(GIVEN TASK) Give every entry again, word for word.

(MATERIAL PROVIDED)
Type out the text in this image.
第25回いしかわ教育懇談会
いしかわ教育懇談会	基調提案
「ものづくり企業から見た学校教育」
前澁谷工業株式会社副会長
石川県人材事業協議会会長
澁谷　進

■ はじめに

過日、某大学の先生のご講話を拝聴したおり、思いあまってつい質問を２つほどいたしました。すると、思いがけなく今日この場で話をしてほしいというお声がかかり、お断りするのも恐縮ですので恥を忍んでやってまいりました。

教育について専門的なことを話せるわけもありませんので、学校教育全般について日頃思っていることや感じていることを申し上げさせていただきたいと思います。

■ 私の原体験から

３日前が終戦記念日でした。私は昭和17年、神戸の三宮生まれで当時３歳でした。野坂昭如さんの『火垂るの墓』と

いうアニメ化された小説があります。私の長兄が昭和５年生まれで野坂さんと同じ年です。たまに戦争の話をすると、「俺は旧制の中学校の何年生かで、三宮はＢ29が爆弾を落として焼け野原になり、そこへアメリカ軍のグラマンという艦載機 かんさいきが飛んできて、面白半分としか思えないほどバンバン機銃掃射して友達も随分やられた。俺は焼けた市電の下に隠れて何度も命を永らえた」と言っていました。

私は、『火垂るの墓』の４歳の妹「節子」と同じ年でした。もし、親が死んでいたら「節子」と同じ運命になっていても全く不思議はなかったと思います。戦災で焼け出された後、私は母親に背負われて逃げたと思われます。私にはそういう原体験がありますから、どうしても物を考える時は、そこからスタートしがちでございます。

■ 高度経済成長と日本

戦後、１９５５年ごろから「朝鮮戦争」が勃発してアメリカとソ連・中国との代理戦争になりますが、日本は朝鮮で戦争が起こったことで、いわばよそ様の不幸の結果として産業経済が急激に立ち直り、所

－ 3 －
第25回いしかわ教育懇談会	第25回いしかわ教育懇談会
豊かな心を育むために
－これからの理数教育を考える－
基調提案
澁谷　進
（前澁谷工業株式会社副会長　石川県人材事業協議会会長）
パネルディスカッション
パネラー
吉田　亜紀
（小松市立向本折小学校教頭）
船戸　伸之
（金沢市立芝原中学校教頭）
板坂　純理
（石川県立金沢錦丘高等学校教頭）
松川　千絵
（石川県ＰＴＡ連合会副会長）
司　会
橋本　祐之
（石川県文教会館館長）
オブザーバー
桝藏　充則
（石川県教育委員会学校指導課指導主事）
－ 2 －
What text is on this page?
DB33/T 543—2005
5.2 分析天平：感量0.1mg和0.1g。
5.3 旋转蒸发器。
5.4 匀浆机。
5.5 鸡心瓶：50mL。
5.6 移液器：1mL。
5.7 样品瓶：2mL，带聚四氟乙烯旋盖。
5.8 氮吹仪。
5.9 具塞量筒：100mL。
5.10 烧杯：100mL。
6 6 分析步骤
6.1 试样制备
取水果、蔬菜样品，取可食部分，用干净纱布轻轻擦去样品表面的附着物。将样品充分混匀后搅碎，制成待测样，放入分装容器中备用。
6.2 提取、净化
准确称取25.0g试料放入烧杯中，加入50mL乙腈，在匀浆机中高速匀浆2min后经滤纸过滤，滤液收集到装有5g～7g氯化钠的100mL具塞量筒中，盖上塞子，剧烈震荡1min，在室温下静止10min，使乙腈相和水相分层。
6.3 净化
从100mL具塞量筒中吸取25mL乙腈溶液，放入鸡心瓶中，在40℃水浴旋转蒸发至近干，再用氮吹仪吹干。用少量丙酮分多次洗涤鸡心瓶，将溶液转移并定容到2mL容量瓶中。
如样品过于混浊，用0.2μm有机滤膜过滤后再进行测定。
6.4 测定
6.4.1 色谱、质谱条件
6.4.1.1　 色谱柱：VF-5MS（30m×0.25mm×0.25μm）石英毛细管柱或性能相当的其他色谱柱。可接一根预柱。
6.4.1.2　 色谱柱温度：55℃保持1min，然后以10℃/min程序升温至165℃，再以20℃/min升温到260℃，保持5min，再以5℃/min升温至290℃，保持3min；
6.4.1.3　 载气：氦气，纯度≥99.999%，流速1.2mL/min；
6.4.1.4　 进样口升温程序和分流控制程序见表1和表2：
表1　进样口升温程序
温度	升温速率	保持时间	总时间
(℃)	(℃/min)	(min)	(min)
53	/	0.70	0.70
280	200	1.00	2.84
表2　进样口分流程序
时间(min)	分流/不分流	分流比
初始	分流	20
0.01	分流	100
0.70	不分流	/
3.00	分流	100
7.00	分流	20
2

(RIGHT ANSWER)
Type out the text in this image.
第25回いしかわ教育懇談会
いしかわ教育懇談会	基調提案
「ものづくり企業から見た学校教育」
前澁谷工業株式会社副会長
石川県人材事業協議会会長
澁谷　進

■ はじめに

過日、某大学の先生のご講話を拝聴したおり、思いあまってつい質問を２つほどいたしました。すると、思いがけなく今日この場で話をしてほしいというお声がかかり、お断りするのも恐縮ですので恥を忍んでやってまいりました。

教育について専門的なことを話せるわけもありませんので、学校教育全般について日頃思っていることや感じていることを申し上げさせていただきたいと思います。

■ 私の原体験から

３日前が終戦記念日でした。私は昭和17年、神戸の三宮生まれで当時３歳でした。野坂昭如さんの『火垂るの墓』と

いうアニメ化された小説があります。私の長兄が昭和５年生まれで野坂さんと同じ年です。たまに戦争の話をすると、「俺は旧制の中学校の何年生かで、三宮はＢ29が爆弾を落として焼け野原になり、そこへアメリカ軍のグラマンという艦載機 かんさいきが飛んできて、面白半分としか思えないほどバンバン機銃掃射して友達も随分やられた。俺は焼けた市電の下に隠れて何度も命を永らえた」と言っていました。

私は、『火垂るの墓』の４歳の妹「節子」と同じ年でした。もし、親が死んでいたら「節子」と同じ運命になっていても全く不思議はなかったと思います。戦災で焼け出された後、私は母親に背負われて逃げたと思われます。私にはそういう原体験がありますから、どうしても物を考える時は、そこからスタートしがちでございます。

■ 高度経済成長と日本

戦後、１９５５年ごろから「朝鮮戦争」が勃発してアメリカとソ連・中国との代理戦争になりますが、日本は朝鮮で戦争が起こったことで、いわばよそ様の不幸の結果として産業経済が急激に立ち直り、所

－ 3 －
第25回いしかわ教育懇談会	第25回いしかわ教育懇談会
豊かな心を育むために
－これからの理数教育を考える－
基調提案
澁谷　進
（前澁谷工業株式会社副会長　石川県人材事業協議会会長）
パネルディスカッション
パネラー
吉田　亜紀
（小松市立向本折小学校教頭）
船戸　伸之
（金沢市立芝原中学校教頭）
板坂　純理
（石川県立金沢錦丘高等学校教頭）
松川　千絵
（石川県ＰＴＡ連合会副会長）
司　会
橋本　祐之
（石川県文教会館館長）
オブザーバー
桝藏　充則
（石川県教育委員会学校指導課指導主事）
－ 2 －
What text is on this page?
DB33/T 543—2005
5.2 分析天平：感量0.1mg和0.1g。
5.3 旋转蒸发器。
5.4 匀浆机。
5.5 鸡心瓶：50mL。
5.6 移液器：1mL。
5.7 样品瓶：2mL，带聚四氟乙烯旋盖。
5.8 氮吹仪。
5.9 具塞量筒：100mL。
5.10 烧杯：100mL。
6 6 分析步骤
6.1 试样制备
取水果、蔬菜样品，取可食部分，用干净纱布轻轻擦去样品表面的附着物。将样品充分混匀后搅碎，制成待测样，放入分装容器中备用。
6.2 提取、净化
准确称取25.0g试料放入烧杯中，加入50mL乙腈，在匀浆机中高速匀浆2min后经滤纸过滤，滤液收集到装有5g～7g氯化钠的100mL具塞量筒中，盖上塞子，剧烈震荡1min，在室温下静止10min，使乙腈相和水相分层。
6.3 净化
从100mL具塞量筒中吸取25mL乙腈溶液，放入鸡心瓶中，在40℃水浴旋转蒸发至近干，再用氮吹仪吹干。用少量丙酮分多次洗涤鸡心瓶，将溶液转移并定容到2mL容量瓶中。
如样品过于混浊，用0.2μm有机滤膜过滤后再进行测定。
6.4 测定
6.4.1 色谱、质谱条件
6.4.1.1　 色谱柱：VF-5MS（30m×0.25mm×0.25μm）石英毛细管柱或性能相当的其他色谱柱。可接一根预柱。
6.4.1.2　 色谱柱温度：55℃保持1min，然后以10℃/min程序升温至165℃，再以20℃/min升温到260℃，保持5min，再以5℃/min升温至290℃，保持3min；
6.4.1.3　 载气：氦气，纯度≥99.999%，流速1.2mL/min；
6.4.1.4　 进样口升温程序和分流控制程序见表1和表2：
表1　进样口升温程序
温度	升温速率	保持时间	总时间
(℃)	(℃/min)	(min)	(min)
53	/	0.70	0.70
280	200	1.00	2.84
表2　进样口分流程序
时间(min)	分流/不分流	分流比
初始	分流	20
0.01	分流	100
0.70	不分流	/
3.00	分流	100
7.00	分流	20
2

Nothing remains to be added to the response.